GIVEN INSTRUCTION
Without the images, print all the entries below exactly as given.

[Records from a data source]
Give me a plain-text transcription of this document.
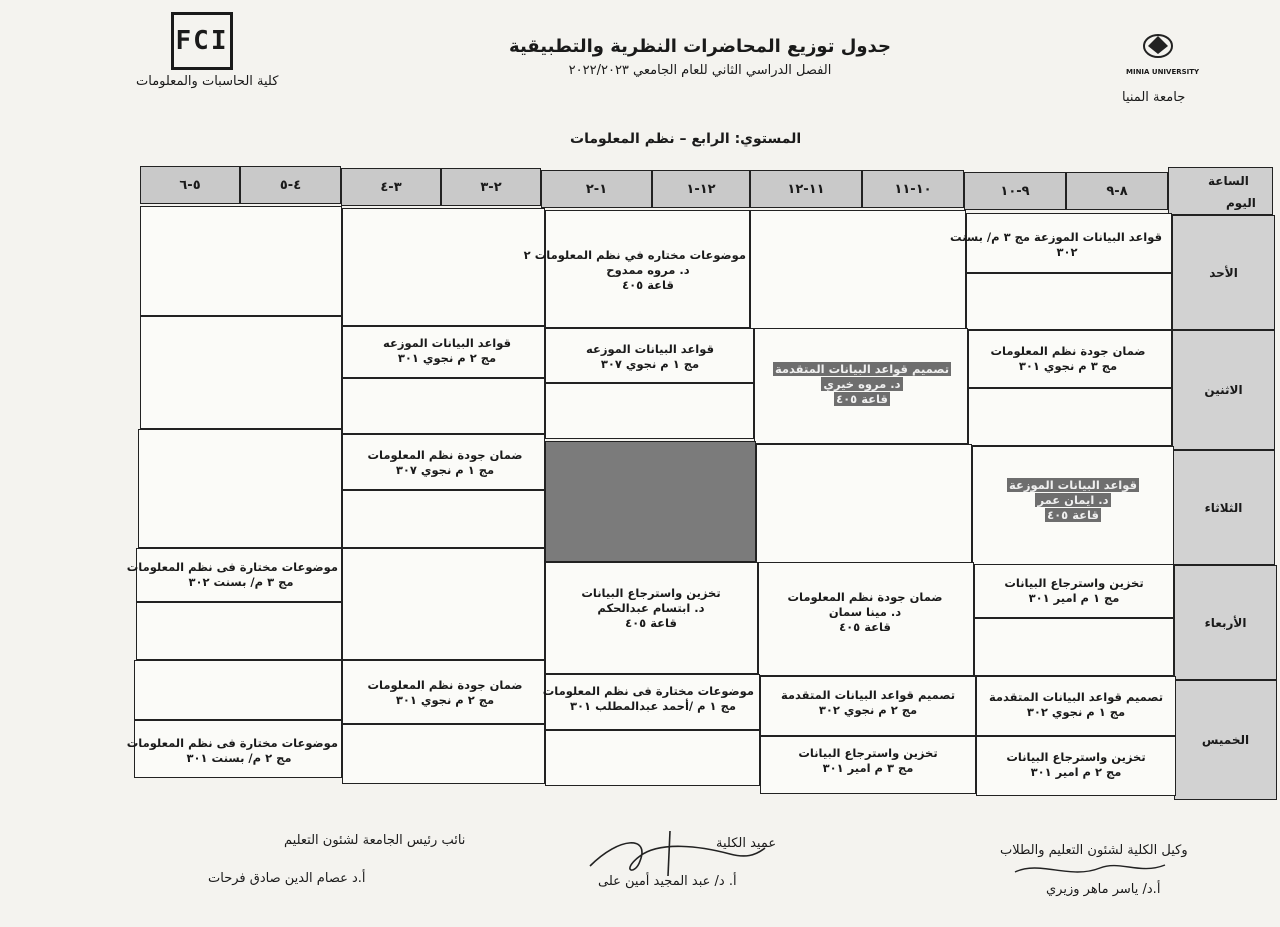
FCI
كلية الحاسبات والمعلومات
جدول توزيع المحاضرات النظرية والتطبيقية
الفصل الدراسي الثاني للعام الجامعي ٢٠٢٢/٢٠٢٣	MINIA UNIVERSITY
جامعة المنيا
المستوي: الرابع – نظم المعلومات
الساعة
اليوم
٨-٩
٩-١٠
١٠-١١
١١-١٢
١٢-١
١-٢
٢-٣
٣-٤
٤-٥
٥-٦
الأحد
الاثنين
الثلاثاء
الأربعاء
الخميس
قواعد البيانات الموزعة مج ٣ م/ بسنت
٣٠٢
موضوعات مختاره في نظم المعلومات ٢
د. مروه ممدوح
قاعة ٤٠٥
ضمان جودة نظم المعلومات
مج ٣ م نجوي ٣٠١
تصميم قواعد البيانات المتقدمة
د. مروه خيري
قاعة ٤٠٥
قواعد البيانات الموزعه
مج ١ م نجوي ٣٠٧
قواعد البيانات الموزعه
مج ٢ م نجوي ٣٠١
قواعد البيانات الموزعة
د. ايمان عمر
قاعة ٤٠٥
ضمان جودة نظم المعلومات
مج ١ م نجوي ٣٠٧
تخزين واسترجاع البيانات
مج ١ م امير ٣٠١
ضمان جودة نظم المعلومات
د. مينا سمان
قاعة ٤٠٥
تخزين واسترجاع البيانات
د. ابتسام عبدالحكم
قاعة ٤٠٥
موضوعات مختارة فى نظم المعلومات
مج ٣ م/ بسنت ٣٠٢
تصميم قواعد البيانات المتقدمة
مج ١ م نجوي ٣٠٢
تخزين واسترجاع البيانات
مج ٢ م امير ٣٠١
تصميم قواعد البيانات المتقدمة
مج ٢ م نجوي ٣٠٢
تخزين واسترجاع البيانات
مج ٣ م امير ٣٠١
موضوعات مختارة فى نظم المعلومات
مج ١ م /أحمد عبدالمطلب ٣٠١
ضمان جودة نظم المعلومات
مج ٢ م نجوي ٣٠١
موضوعات مختارة فى نظم المعلومات
مج ٢ م/ بسنت ٣٠١
وكيل الكلية لشئون التعليم والطلاب
أ.د/ ياسر ماهر وزيري
عميد الكلية
أ. د/ عبد المجيد أمين على
نائب رئيس الجامعة لشئون التعليم
أ.د عصام الدين صادق فرحات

EXERCISE OUTPUT
Give me a plain-text transcription of this document.
FCI
كلية الحاسبات والمعلومات
جدول توزيع المحاضرات النظرية والتطبيقية
الفصل الدراسي الثاني للعام الجامعي ٢٠٢٢/٢٠٢٣	MINIA UNIVERSITY
جامعة المنيا
المستوي: الرابع – نظم المعلومات
الساعة
اليوم
٨-٩
٩-١٠
١٠-١١
١١-١٢
١٢-١
١-٢
٢-٣
٣-٤
٤-٥
٥-٦
الأحد
الاثنين
الثلاثاء
الأربعاء
الخميس
قواعد البيانات الموزعة مج ٣ م/ بسنت
٣٠٢
موضوعات مختاره في نظم المعلومات ٢
د. مروه ممدوح
قاعة ٤٠٥
ضمان جودة نظم المعلومات
مج ٣ م نجوي ٣٠١
تصميم قواعد البيانات المتقدمة
د. مروه خيري
قاعة ٤٠٥
قواعد البيانات الموزعه
مج ١ م نجوي ٣٠٧
قواعد البيانات الموزعه
مج ٢ م نجوي ٣٠١
قواعد البيانات الموزعة
د. ايمان عمر
قاعة ٤٠٥
ضمان جودة نظم المعلومات
مج ١ م نجوي ٣٠٧
تخزين واسترجاع البيانات
مج ١ م امير ٣٠١
ضمان جودة نظم المعلومات
د. مينا سمان
قاعة ٤٠٥
تخزين واسترجاع البيانات
د. ابتسام عبدالحكم
قاعة ٤٠٥
موضوعات مختارة فى نظم المعلومات
مج ٣ م/ بسنت ٣٠٢
تصميم قواعد البيانات المتقدمة
مج ١ م نجوي ٣٠٢
تخزين واسترجاع البيانات
مج ٢ م امير ٣٠١
تصميم قواعد البيانات المتقدمة
مج ٢ م نجوي ٣٠٢
تخزين واسترجاع البيانات
مج ٣ م امير ٣٠١
موضوعات مختارة فى نظم المعلومات
مج ١ م /أحمد عبدالمطلب ٣٠١
ضمان جودة نظم المعلومات
مج ٢ م نجوي ٣٠١
موضوعات مختارة فى نظم المعلومات
مج ٢ م/ بسنت ٣٠١
وكيل الكلية لشئون التعليم والطلاب
أ.د/ ياسر ماهر وزيري
عميد الكلية
أ. د/ عبد المجيد أمين على
نائب رئيس الجامعة لشئون التعليم
أ.د عصام الدين صادق فرحات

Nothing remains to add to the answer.